> _Given task_
Print every line of the listing exactly, please.

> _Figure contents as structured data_
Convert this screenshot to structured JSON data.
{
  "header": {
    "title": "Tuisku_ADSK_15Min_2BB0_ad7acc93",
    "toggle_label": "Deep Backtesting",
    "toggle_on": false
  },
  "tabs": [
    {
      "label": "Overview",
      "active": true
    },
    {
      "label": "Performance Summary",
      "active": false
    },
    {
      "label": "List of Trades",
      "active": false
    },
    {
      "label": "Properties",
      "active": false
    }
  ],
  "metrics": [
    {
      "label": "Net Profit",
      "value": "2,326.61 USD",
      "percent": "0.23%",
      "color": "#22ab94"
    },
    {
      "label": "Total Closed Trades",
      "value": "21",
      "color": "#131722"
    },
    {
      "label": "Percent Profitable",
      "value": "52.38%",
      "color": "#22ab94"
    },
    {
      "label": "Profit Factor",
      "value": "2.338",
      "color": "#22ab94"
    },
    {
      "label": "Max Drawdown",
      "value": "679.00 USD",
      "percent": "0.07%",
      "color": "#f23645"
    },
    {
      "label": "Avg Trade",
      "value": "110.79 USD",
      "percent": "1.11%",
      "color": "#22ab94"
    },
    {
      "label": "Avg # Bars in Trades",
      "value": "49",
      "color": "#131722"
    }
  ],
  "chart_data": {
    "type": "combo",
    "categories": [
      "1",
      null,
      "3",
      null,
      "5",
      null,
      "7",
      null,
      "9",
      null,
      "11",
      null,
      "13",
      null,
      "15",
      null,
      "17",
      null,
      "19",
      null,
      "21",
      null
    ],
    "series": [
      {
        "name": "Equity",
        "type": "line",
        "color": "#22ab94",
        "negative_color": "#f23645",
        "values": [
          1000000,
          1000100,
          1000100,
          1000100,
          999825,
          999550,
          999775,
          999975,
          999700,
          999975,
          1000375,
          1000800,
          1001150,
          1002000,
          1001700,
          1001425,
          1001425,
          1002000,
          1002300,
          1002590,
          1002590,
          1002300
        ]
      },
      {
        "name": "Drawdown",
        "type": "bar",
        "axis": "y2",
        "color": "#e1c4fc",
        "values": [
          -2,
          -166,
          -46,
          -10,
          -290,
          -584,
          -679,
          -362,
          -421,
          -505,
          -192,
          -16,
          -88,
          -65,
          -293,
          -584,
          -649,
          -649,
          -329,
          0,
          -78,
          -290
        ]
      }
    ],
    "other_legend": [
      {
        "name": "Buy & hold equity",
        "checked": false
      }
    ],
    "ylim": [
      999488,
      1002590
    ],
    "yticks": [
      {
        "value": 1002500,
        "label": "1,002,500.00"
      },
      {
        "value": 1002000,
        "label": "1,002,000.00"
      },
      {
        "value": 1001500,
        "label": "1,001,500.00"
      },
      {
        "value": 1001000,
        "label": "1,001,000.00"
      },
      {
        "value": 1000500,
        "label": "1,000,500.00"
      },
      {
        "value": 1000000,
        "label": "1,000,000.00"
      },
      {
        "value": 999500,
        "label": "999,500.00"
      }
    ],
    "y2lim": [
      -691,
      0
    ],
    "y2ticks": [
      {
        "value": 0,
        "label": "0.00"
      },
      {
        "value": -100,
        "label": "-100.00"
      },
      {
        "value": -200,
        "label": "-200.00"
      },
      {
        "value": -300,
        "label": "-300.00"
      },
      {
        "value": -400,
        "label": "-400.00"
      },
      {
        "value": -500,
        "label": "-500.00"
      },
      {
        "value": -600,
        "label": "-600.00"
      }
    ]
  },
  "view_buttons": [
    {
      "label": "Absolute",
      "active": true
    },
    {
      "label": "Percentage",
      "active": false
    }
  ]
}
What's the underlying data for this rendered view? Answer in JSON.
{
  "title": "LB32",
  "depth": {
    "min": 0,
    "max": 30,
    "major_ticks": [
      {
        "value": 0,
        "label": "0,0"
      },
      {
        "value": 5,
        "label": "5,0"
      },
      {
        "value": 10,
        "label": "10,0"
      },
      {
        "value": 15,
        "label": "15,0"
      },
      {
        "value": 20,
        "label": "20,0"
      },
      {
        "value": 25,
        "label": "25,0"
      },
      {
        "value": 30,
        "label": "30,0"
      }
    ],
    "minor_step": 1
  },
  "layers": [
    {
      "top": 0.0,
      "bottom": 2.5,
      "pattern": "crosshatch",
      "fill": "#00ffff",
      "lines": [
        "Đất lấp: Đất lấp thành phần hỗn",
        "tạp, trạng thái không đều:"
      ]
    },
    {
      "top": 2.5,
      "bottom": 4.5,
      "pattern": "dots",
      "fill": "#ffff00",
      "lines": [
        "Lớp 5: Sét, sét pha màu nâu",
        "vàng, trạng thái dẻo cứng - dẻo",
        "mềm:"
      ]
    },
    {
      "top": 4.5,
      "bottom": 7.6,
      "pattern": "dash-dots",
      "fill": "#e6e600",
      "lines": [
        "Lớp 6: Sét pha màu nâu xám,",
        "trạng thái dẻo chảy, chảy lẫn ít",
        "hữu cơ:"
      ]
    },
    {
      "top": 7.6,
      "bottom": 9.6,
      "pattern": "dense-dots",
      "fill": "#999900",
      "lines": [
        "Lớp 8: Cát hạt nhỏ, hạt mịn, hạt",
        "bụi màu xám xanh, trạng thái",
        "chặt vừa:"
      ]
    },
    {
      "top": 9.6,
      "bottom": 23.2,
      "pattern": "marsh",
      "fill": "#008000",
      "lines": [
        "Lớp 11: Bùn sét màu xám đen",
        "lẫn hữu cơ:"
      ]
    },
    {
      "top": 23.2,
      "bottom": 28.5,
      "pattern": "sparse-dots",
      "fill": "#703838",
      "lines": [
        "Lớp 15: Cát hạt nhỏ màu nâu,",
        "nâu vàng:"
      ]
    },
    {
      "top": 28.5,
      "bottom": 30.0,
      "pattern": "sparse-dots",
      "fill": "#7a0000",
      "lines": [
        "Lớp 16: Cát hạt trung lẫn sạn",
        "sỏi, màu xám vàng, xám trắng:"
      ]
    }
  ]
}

> _Right answer_
Convert this screenshot to structured JSON data.
{
  "header": {
    "title": "Tuisku_ADSK_15Min_2BB0_ad7acc93",
    "toggle_label": "Deep Backtesting",
    "toggle_on": false
  },
  "tabs": [
    {
      "label": "Overview",
      "active": true
    },
    {
      "label": "Performance Summary",
      "active": false
    },
    {
      "label": "List of Trades",
      "active": false
    },
    {
      "label": "Properties",
      "active": false
    }
  ],
  "metrics": [
    {
      "label": "Net Profit",
      "value": "2,326.61 USD",
      "percent": "0.23%",
      "color": "#22ab94"
    },
    {
      "label": "Total Closed Trades",
      "value": "21",
      "color": "#131722"
    },
    {
      "label": "Percent Profitable",
      "value": "52.38%",
      "color": "#22ab94"
    },
    {
      "label": "Profit Factor",
      "value": "2.338",
      "color": "#22ab94"
    },
    {
      "label": "Max Drawdown",
      "value": "679.00 USD",
      "percent": "0.07%",
      "color": "#f23645"
    },
    {
      "label": "Avg Trade",
      "value": "110.79 USD",
      "percent": "1.11%",
      "color": "#22ab94"
    },
    {
      "label": "Avg # Bars in Trades",
      "value": "49",
      "color": "#131722"
    }
  ],
  "chart_data": {
    "type": "combo",
    "categories": [
      "1",
      null,
      "3",
      null,
      "5",
      null,
      "7",
      null,
      "9",
      null,
      "11",
      null,
      "13",
      null,
      "15",
      null,
      "17",
      null,
      "19",
      null,
      "21",
      null
    ],
    "series": [
      {
        "name": "Equity",
        "type": "line",
        "color": "#22ab94",
        "negative_color": "#f23645",
        "values": [
          1000000,
          1000100,
          1000100,
          1000100,
          999825,
          999550,
          999775,
          999975,
          999700,
          999975,
          1000375,
          1000800,
          1001150,
          1002000,
          1001700,
          1001425,
          1001425,
          1002000,
          1002300,
          1002590,
          1002590,
          1002300
        ]
      },
      {
        "name": "Drawdown",
        "type": "bar",
        "axis": "y2",
        "color": "#e1c4fc",
        "values": [
          -2,
          -166,
          -46,
          -10,
          -290,
          -584,
          -679,
          -362,
          -421,
          -505,
          -192,
          -16,
          -88,
          -65,
          -293,
          -584,
          -649,
          -649,
          -329,
          0,
          -78,
          -290
        ]
      }
    ],
    "other_legend": [
      {
        "name": "Buy & hold equity",
        "checked": false
      }
    ],
    "ylim": [
      999488,
      1002590
    ],
    "yticks": [
      {
        "value": 1002500,
        "label": "1,002,500.00"
      },
      {
        "value": 1002000,
        "label": "1,002,000.00"
      },
      {
        "value": 1001500,
        "label": "1,001,500.00"
      },
      {
        "value": 1001000,
        "label": "1,001,000.00"
      },
      {
        "value": 1000500,
        "label": "1,000,500.00"
      },
      {
        "value": 1000000,
        "label": "1,000,000.00"
      },
      {
        "value": 999500,
        "label": "999,500.00"
      }
    ],
    "y2lim": [
      -691,
      0
    ],
    "y2ticks": [
      {
        "value": 0,
        "label": "0.00"
      },
      {
        "value": -100,
        "label": "-100.00"
      },
      {
        "value": -200,
        "label": "-200.00"
      },
      {
        "value": -300,
        "label": "-300.00"
      },
      {
        "value": -400,
        "label": "-400.00"
      },
      {
        "value": -500,
        "label": "-500.00"
      },
      {
        "value": -600,
        "label": "-600.00"
      }
    ]
  },
  "view_buttons": [
    {
      "label": "Absolute",
      "active": true
    },
    {
      "label": "Percentage",
      "active": false
    }
  ]
}
What's the underlying data for this rendered view? Answer in JSON.
{
  "title": "LB32",
  "depth": {
    "min": 0,
    "max": 30,
    "major_ticks": [
      {
        "value": 0,
        "label": "0,0"
      },
      {
        "value": 5,
        "label": "5,0"
      },
      {
        "value": 10,
        "label": "10,0"
      },
      {
        "value": 15,
        "label": "15,0"
      },
      {
        "value": 20,
        "label": "20,0"
      },
      {
        "value": 25,
        "label": "25,0"
      },
      {
        "value": 30,
        "label": "30,0"
      }
    ],
    "minor_step": 1
  },
  "layers": [
    {
      "top": 0.0,
      "bottom": 2.5,
      "pattern": "crosshatch",
      "fill": "#00ffff",
      "lines": [
        "Đất lấp: Đất lấp thành phần hỗn",
        "tạp, trạng thái không đều:"
      ]
    },
    {
      "top": 2.5,
      "bottom": 4.5,
      "pattern": "dots",
      "fill": "#ffff00",
      "lines": [
        "Lớp 5: Sét, sét pha màu nâu",
        "vàng, trạng thái dẻo cứng - dẻo",
        "mềm:"
      ]
    },
    {
      "top": 4.5,
      "bottom": 7.6,
      "pattern": "dash-dots",
      "fill": "#e6e600",
      "lines": [
        "Lớp 6: Sét pha màu nâu xám,",
        "trạng thái dẻo chảy, chảy lẫn ít",
        "hữu cơ:"
      ]
    },
    {
      "top": 7.6,
      "bottom": 9.6,
      "pattern": "dense-dots",
      "fill": "#999900",
      "lines": [
        "Lớp 8: Cát hạt nhỏ, hạt mịn, hạt",
        "bụi màu xám xanh, trạng thái",
        "chặt vừa:"
      ]
    },
    {
      "top": 9.6,
      "bottom": 23.2,
      "pattern": "marsh",
      "fill": "#008000",
      "lines": [
        "Lớp 11: Bùn sét màu xám đen",
        "lẫn hữu cơ:"
      ]
    },
    {
      "top": 23.2,
      "bottom": 28.5,
      "pattern": "sparse-dots",
      "fill": "#703838",
      "lines": [
        "Lớp 15: Cát hạt nhỏ màu nâu,",
        "nâu vàng:"
      ]
    },
    {
      "top": 28.5,
      "bottom": 30.0,
      "pattern": "sparse-dots",
      "fill": "#7a0000",
      "lines": [
        "Lớp 16: Cát hạt trung lẫn sạn",
        "sỏi, màu xám vàng, xám trắng:"
      ]
    }
  ]
}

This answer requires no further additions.